Stated problem :: An exact copy of the records is required, minus the pictures they hold.

Dataset records ::
_ _ _ _ _ _ _

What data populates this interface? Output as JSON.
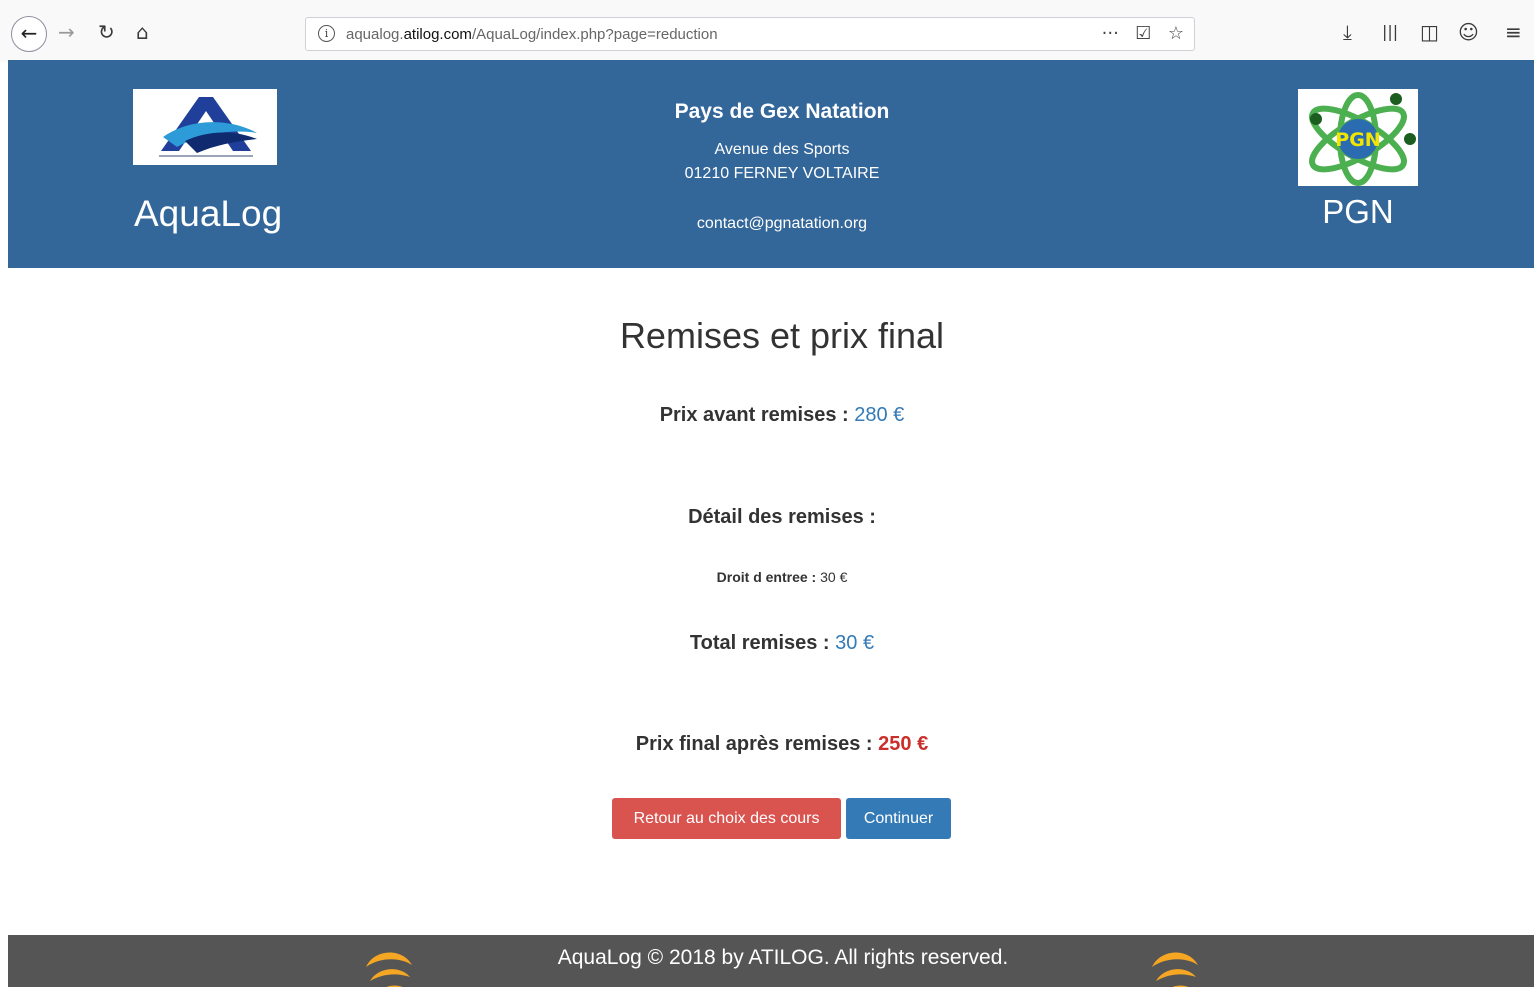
{
  "browser": {
    "url_prefix": "aqualog.",
    "url_domain": "atilog.com",
    "url_path": "/AquaLog/index.php?page=reduction"
  },
  "header": {
    "brand_left": "AquaLog",
    "brand_right": "PGN",
    "club_name": "Pays de Gex Natation",
    "street": "Avenue des Sports",
    "city": "01210 FERNEY VOLTAIRE",
    "email": "contact@pgnatation.org",
    "logo_right_text": "PGN"
  },
  "main": {
    "title": "Remises et prix final",
    "prix_avant_label": "Prix avant remises :",
    "prix_avant_value": "280 €",
    "detail_label": "Détail des remises :",
    "droit_label": "Droit d entree :",
    "droit_value": "30 €",
    "total_label": "Total remises :",
    "total_value": "30 €",
    "final_label": "Prix final après remises :",
    "final_value": "250 €",
    "btn_back": "Retour au choix des cours",
    "btn_next": "Continuer"
  },
  "footer": {
    "text": "AquaLog © 2018 by ATILOG. All rights reserved."
  },
  "colors": {
    "header_bg": "#336699",
    "footer_bg": "#555555",
    "primary": "#337ab7",
    "danger": "#d9534f",
    "final_price": "#c9302c"
  }
}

_ _ _ _ _ _ _

Task result ::
What data populates this interface? Output as JSON.
{
  "browser": {
    "url_prefix": "aqualog.",
    "url_domain": "atilog.com",
    "url_path": "/AquaLog/index.php?page=reduction"
  },
  "header": {
    "brand_left": "AquaLog",
    "brand_right": "PGN",
    "club_name": "Pays de Gex Natation",
    "street": "Avenue des Sports",
    "city": "01210 FERNEY VOLTAIRE",
    "email": "contact@pgnatation.org",
    "logo_right_text": "PGN"
  },
  "main": {
    "title": "Remises et prix final",
    "prix_avant_label": "Prix avant remises :",
    "prix_avant_value": "280 €",
    "detail_label": "Détail des remises :",
    "droit_label": "Droit d entree :",
    "droit_value": "30 €",
    "total_label": "Total remises :",
    "total_value": "30 €",
    "final_label": "Prix final après remises :",
    "final_value": "250 €",
    "btn_back": "Retour au choix des cours",
    "btn_next": "Continuer"
  },
  "footer": {
    "text": "AquaLog © 2018 by ATILOG. All rights reserved."
  },
  "colors": {
    "header_bg": "#336699",
    "footer_bg": "#555555",
    "primary": "#337ab7",
    "danger": "#d9534f",
    "final_price": "#c9302c"
  }
}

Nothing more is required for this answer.